Each record that follows should be repeated exactly, minus any images.

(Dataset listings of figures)
========================================
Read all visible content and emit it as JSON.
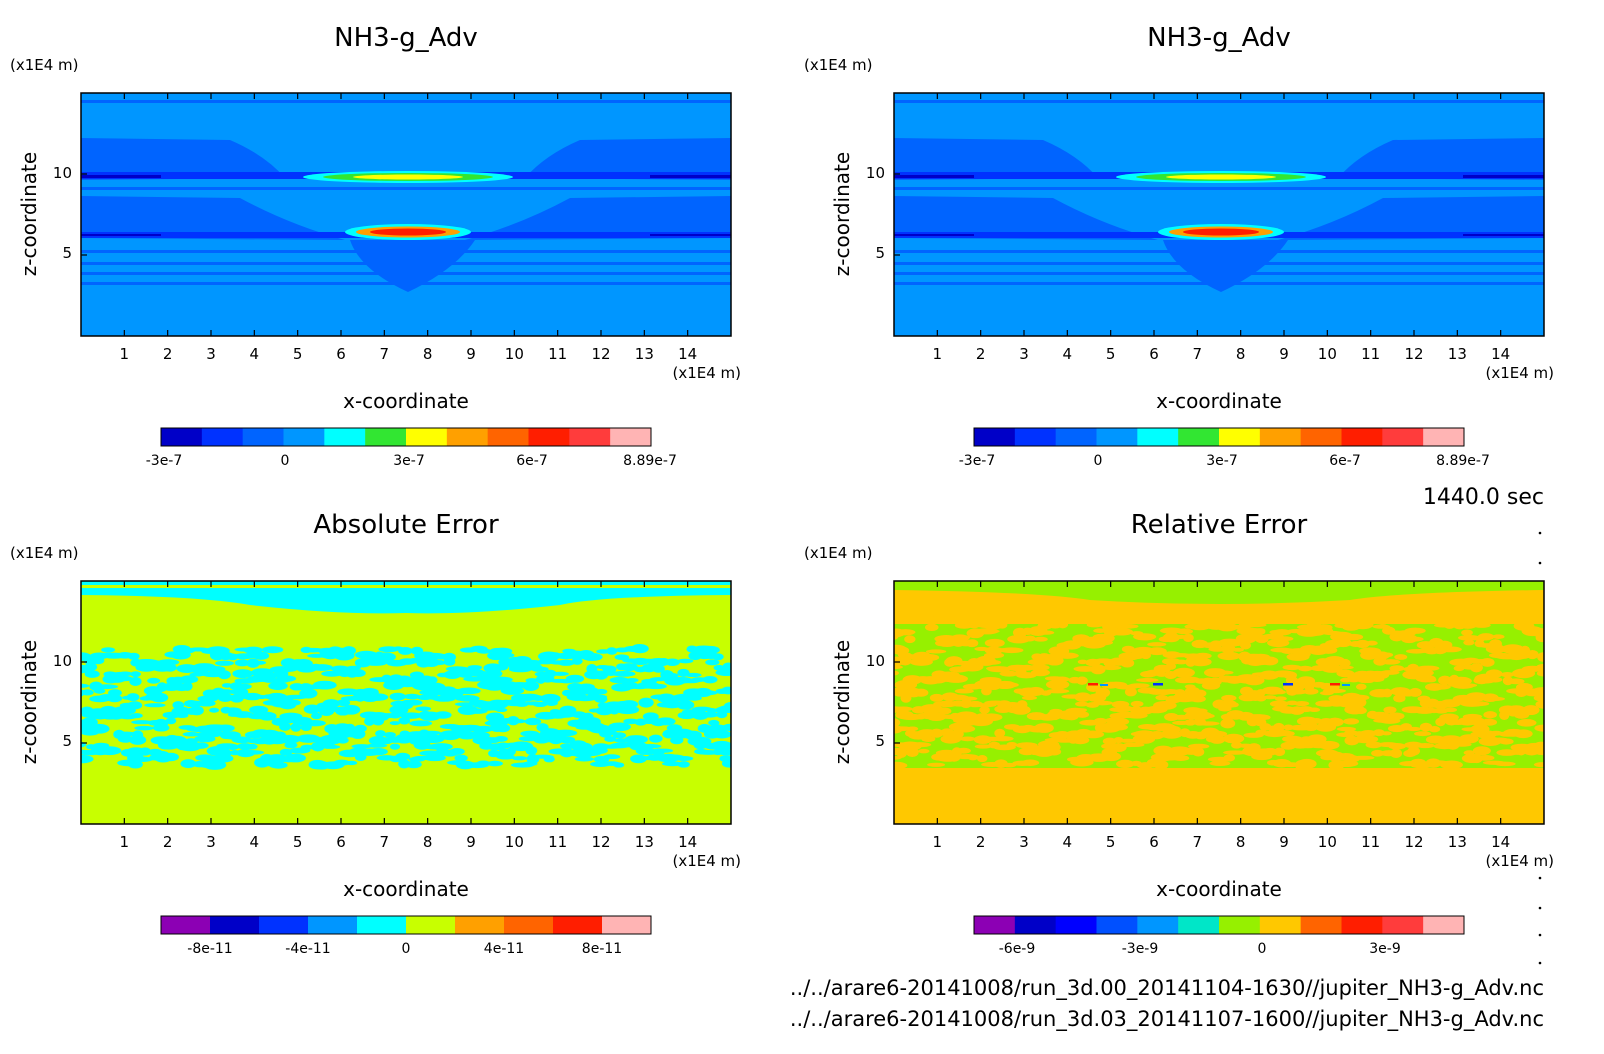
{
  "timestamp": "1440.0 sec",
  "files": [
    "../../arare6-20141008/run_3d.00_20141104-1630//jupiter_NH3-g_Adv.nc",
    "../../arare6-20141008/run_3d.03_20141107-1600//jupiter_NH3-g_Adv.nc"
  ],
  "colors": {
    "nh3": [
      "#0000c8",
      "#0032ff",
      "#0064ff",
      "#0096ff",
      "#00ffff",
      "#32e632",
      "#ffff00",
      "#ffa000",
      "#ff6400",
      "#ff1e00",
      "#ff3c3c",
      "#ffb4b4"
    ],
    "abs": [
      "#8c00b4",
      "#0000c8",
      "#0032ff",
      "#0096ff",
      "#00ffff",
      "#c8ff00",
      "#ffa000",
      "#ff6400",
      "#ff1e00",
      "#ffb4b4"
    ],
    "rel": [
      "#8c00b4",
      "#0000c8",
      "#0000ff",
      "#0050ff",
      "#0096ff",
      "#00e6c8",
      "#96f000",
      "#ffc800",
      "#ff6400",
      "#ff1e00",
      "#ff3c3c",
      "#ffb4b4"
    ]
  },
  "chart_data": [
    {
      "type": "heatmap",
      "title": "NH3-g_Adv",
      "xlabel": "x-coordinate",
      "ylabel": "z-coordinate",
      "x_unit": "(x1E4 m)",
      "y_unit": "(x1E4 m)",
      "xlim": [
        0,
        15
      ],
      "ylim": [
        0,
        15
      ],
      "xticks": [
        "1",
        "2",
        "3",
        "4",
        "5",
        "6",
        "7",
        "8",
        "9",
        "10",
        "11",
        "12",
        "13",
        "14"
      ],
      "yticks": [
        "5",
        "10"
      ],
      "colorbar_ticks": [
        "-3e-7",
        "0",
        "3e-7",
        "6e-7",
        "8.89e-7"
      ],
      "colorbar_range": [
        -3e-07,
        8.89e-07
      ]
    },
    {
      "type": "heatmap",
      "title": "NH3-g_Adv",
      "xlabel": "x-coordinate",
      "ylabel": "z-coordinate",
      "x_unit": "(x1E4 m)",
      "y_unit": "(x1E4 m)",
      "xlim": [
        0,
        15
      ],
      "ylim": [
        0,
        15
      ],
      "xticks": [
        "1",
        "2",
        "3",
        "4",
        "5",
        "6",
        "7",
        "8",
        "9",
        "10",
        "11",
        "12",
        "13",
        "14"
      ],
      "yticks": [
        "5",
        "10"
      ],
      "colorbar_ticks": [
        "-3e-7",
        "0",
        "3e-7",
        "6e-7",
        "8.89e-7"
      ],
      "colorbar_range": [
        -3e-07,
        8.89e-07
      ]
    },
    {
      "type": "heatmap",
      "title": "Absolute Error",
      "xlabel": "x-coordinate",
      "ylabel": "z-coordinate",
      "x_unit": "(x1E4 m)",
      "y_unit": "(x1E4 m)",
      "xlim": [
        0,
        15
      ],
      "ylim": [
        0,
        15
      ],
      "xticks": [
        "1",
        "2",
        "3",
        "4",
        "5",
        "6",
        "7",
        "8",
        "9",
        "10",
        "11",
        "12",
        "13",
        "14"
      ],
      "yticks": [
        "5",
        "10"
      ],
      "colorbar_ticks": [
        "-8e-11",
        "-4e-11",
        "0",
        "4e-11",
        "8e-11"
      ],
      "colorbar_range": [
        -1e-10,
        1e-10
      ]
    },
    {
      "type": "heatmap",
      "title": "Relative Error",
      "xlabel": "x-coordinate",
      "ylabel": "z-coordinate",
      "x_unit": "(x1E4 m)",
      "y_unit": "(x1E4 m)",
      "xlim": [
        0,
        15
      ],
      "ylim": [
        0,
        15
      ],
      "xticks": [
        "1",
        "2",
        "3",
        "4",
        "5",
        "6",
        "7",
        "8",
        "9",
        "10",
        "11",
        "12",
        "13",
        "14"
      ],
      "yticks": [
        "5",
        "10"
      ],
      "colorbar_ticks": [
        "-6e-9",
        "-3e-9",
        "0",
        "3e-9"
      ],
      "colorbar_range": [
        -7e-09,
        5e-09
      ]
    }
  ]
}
========================================
FINAL RESULT »
Read all visible content and emit it as JSON.
{
  "timestamp": "1440.0 sec",
  "files": [
    "../../arare6-20141008/run_3d.00_20141104-1630//jupiter_NH3-g_Adv.nc",
    "../../arare6-20141008/run_3d.03_20141107-1600//jupiter_NH3-g_Adv.nc"
  ],
  "colors": {
    "nh3": [
      "#0000c8",
      "#0032ff",
      "#0064ff",
      "#0096ff",
      "#00ffff",
      "#32e632",
      "#ffff00",
      "#ffa000",
      "#ff6400",
      "#ff1e00",
      "#ff3c3c",
      "#ffb4b4"
    ],
    "abs": [
      "#8c00b4",
      "#0000c8",
      "#0032ff",
      "#0096ff",
      "#00ffff",
      "#c8ff00",
      "#ffa000",
      "#ff6400",
      "#ff1e00",
      "#ffb4b4"
    ],
    "rel": [
      "#8c00b4",
      "#0000c8",
      "#0000ff",
      "#0050ff",
      "#0096ff",
      "#00e6c8",
      "#96f000",
      "#ffc800",
      "#ff6400",
      "#ff1e00",
      "#ff3c3c",
      "#ffb4b4"
    ]
  },
  "chart_data": [
    {
      "type": "heatmap",
      "title": "NH3-g_Adv",
      "xlabel": "x-coordinate",
      "ylabel": "z-coordinate",
      "x_unit": "(x1E4 m)",
      "y_unit": "(x1E4 m)",
      "xlim": [
        0,
        15
      ],
      "ylim": [
        0,
        15
      ],
      "xticks": [
        "1",
        "2",
        "3",
        "4",
        "5",
        "6",
        "7",
        "8",
        "9",
        "10",
        "11",
        "12",
        "13",
        "14"
      ],
      "yticks": [
        "5",
        "10"
      ],
      "colorbar_ticks": [
        "-3e-7",
        "0",
        "3e-7",
        "6e-7",
        "8.89e-7"
      ],
      "colorbar_range": [
        -3e-07,
        8.89e-07
      ]
    },
    {
      "type": "heatmap",
      "title": "NH3-g_Adv",
      "xlabel": "x-coordinate",
      "ylabel": "z-coordinate",
      "x_unit": "(x1E4 m)",
      "y_unit": "(x1E4 m)",
      "xlim": [
        0,
        15
      ],
      "ylim": [
        0,
        15
      ],
      "xticks": [
        "1",
        "2",
        "3",
        "4",
        "5",
        "6",
        "7",
        "8",
        "9",
        "10",
        "11",
        "12",
        "13",
        "14"
      ],
      "yticks": [
        "5",
        "10"
      ],
      "colorbar_ticks": [
        "-3e-7",
        "0",
        "3e-7",
        "6e-7",
        "8.89e-7"
      ],
      "colorbar_range": [
        -3e-07,
        8.89e-07
      ]
    },
    {
      "type": "heatmap",
      "title": "Absolute Error",
      "xlabel": "x-coordinate",
      "ylabel": "z-coordinate",
      "x_unit": "(x1E4 m)",
      "y_unit": "(x1E4 m)",
      "xlim": [
        0,
        15
      ],
      "ylim": [
        0,
        15
      ],
      "xticks": [
        "1",
        "2",
        "3",
        "4",
        "5",
        "6",
        "7",
        "8",
        "9",
        "10",
        "11",
        "12",
        "13",
        "14"
      ],
      "yticks": [
        "5",
        "10"
      ],
      "colorbar_ticks": [
        "-8e-11",
        "-4e-11",
        "0",
        "4e-11",
        "8e-11"
      ],
      "colorbar_range": [
        -1e-10,
        1e-10
      ]
    },
    {
      "type": "heatmap",
      "title": "Relative Error",
      "xlabel": "x-coordinate",
      "ylabel": "z-coordinate",
      "x_unit": "(x1E4 m)",
      "y_unit": "(x1E4 m)",
      "xlim": [
        0,
        15
      ],
      "ylim": [
        0,
        15
      ],
      "xticks": [
        "1",
        "2",
        "3",
        "4",
        "5",
        "6",
        "7",
        "8",
        "9",
        "10",
        "11",
        "12",
        "13",
        "14"
      ],
      "yticks": [
        "5",
        "10"
      ],
      "colorbar_ticks": [
        "-6e-9",
        "-3e-9",
        "0",
        "3e-9"
      ],
      "colorbar_range": [
        -7e-09,
        5e-09
      ]
    }
  ]
}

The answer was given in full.